** START OF Material provided **

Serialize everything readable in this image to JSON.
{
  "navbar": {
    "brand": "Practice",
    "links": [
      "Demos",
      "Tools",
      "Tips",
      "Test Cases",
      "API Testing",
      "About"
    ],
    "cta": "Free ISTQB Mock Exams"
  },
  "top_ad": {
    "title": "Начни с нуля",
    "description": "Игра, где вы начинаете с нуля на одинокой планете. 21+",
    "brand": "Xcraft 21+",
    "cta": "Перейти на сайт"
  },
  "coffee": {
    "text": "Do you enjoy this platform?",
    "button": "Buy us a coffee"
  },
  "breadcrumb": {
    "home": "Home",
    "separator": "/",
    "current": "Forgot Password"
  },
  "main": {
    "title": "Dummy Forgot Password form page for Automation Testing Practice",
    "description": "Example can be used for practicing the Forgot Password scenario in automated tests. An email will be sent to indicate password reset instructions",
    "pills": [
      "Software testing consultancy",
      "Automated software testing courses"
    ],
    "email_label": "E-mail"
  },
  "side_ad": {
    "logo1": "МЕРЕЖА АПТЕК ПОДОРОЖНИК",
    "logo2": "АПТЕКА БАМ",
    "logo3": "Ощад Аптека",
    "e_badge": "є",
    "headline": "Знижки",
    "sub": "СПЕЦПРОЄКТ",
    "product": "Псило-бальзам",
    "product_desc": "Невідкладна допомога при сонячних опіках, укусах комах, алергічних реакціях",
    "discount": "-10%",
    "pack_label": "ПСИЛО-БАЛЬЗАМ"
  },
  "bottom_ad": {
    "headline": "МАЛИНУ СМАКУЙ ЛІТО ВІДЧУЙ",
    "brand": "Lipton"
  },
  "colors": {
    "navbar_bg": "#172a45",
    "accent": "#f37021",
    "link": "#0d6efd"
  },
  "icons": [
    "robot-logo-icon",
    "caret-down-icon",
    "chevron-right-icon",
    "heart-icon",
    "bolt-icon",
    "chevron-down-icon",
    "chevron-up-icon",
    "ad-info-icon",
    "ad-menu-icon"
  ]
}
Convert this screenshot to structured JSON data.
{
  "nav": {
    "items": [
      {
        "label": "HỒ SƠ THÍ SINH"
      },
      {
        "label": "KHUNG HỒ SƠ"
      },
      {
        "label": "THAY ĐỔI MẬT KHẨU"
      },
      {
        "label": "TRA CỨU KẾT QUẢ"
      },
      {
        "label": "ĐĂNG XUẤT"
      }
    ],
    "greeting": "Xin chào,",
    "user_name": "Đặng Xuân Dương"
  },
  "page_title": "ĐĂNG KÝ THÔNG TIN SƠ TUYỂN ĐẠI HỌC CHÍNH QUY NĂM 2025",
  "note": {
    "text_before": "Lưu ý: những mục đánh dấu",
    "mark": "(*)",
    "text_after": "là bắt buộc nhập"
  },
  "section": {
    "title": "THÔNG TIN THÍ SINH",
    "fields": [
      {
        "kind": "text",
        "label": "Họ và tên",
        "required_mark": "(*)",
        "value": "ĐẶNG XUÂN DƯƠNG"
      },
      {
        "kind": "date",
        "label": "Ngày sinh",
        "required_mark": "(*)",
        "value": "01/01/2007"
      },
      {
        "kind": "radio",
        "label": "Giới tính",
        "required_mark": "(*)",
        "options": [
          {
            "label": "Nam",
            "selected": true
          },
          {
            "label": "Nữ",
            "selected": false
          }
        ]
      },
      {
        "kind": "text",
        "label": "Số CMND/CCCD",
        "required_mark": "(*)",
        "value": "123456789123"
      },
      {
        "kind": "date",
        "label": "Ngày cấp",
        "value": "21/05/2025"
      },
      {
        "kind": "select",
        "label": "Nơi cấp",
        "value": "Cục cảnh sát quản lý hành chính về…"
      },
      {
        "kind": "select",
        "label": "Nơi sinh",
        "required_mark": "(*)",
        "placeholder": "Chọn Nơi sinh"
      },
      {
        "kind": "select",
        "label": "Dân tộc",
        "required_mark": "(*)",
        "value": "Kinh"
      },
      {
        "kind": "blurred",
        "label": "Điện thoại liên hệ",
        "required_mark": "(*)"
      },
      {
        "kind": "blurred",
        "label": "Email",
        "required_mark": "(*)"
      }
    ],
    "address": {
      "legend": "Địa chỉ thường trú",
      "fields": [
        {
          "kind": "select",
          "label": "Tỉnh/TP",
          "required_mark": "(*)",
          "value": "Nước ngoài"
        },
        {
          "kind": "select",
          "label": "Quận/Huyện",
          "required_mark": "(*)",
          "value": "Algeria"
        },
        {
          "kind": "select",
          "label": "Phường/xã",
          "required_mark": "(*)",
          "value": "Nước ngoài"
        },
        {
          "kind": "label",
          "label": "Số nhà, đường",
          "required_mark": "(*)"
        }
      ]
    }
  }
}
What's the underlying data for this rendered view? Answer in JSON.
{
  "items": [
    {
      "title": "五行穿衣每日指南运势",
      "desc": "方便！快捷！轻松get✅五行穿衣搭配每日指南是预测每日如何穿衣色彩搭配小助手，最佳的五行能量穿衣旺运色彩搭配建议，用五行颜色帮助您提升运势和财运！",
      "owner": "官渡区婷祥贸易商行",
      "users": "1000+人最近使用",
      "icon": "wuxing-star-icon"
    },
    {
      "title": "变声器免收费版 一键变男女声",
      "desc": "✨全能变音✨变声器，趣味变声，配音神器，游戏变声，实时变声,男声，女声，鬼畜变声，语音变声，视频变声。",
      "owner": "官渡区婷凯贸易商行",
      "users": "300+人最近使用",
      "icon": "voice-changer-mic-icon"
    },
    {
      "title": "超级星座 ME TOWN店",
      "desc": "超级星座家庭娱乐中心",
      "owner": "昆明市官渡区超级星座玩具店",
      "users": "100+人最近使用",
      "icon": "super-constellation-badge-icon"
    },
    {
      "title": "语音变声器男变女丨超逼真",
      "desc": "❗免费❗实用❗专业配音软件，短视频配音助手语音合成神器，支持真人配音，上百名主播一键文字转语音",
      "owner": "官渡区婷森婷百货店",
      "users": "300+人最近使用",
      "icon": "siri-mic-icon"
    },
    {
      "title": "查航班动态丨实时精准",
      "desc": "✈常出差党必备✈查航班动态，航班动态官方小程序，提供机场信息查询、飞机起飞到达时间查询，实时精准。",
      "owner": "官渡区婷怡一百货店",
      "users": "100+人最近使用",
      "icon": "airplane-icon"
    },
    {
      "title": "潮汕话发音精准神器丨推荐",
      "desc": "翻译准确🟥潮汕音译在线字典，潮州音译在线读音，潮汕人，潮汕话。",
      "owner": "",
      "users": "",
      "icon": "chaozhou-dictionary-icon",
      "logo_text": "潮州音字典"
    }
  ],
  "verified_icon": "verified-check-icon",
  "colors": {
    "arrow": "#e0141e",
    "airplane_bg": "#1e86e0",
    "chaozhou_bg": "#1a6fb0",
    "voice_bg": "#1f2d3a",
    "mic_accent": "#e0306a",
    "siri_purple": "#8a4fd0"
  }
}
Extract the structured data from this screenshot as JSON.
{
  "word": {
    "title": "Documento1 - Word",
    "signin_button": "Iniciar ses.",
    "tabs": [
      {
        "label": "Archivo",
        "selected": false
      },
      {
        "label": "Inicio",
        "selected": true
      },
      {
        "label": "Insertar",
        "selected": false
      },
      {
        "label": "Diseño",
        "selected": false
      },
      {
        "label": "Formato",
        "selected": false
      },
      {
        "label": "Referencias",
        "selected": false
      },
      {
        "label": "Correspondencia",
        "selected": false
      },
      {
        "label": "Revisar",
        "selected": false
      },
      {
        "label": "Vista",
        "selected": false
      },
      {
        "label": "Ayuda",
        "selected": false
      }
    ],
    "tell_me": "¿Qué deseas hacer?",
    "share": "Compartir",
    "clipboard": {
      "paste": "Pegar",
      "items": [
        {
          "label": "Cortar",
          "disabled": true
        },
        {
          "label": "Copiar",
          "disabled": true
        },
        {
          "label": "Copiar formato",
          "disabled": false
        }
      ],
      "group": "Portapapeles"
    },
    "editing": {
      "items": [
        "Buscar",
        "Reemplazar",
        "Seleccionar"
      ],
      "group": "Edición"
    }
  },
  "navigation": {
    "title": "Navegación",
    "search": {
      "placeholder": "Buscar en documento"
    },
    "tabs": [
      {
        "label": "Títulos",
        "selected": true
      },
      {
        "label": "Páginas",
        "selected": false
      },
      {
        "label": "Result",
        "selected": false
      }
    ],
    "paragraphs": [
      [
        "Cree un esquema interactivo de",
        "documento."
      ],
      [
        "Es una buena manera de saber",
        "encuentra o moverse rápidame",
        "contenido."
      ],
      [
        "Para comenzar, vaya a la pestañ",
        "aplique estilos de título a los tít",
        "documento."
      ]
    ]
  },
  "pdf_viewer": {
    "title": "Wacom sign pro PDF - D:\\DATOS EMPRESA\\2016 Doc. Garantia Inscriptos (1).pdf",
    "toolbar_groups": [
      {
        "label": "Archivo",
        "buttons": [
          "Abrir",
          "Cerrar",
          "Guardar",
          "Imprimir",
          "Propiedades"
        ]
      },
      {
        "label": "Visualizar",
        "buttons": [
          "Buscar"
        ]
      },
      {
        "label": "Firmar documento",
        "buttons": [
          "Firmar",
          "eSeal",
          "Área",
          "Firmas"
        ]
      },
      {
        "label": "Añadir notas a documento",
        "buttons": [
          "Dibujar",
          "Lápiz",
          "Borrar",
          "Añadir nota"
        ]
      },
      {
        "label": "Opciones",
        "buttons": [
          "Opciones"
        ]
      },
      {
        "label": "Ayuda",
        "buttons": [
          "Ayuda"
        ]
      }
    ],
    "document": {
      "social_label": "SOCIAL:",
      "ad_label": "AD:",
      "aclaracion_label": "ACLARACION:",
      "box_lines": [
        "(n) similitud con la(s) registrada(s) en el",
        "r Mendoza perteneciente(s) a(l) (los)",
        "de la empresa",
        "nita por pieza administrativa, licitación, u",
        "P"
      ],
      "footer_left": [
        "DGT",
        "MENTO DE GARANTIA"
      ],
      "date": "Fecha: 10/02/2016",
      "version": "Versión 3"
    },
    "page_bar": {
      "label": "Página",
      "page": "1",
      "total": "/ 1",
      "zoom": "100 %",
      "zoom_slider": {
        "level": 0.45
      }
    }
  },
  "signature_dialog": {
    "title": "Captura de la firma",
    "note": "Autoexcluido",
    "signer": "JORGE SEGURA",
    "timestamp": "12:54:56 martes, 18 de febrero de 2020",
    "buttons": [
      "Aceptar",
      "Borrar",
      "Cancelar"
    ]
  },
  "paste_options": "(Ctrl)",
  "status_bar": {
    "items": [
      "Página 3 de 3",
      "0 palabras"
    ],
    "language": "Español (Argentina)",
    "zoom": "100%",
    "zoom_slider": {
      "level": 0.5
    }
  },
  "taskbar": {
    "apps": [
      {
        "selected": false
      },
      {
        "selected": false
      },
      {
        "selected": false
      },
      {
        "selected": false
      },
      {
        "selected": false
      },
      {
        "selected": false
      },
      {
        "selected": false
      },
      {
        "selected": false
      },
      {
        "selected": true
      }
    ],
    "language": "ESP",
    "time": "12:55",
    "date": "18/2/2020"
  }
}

** END OF Material provided **

Your goal>
Find every line in the records that has the string "Añadir", then state how many there are and nothing else.

Solved problem>
2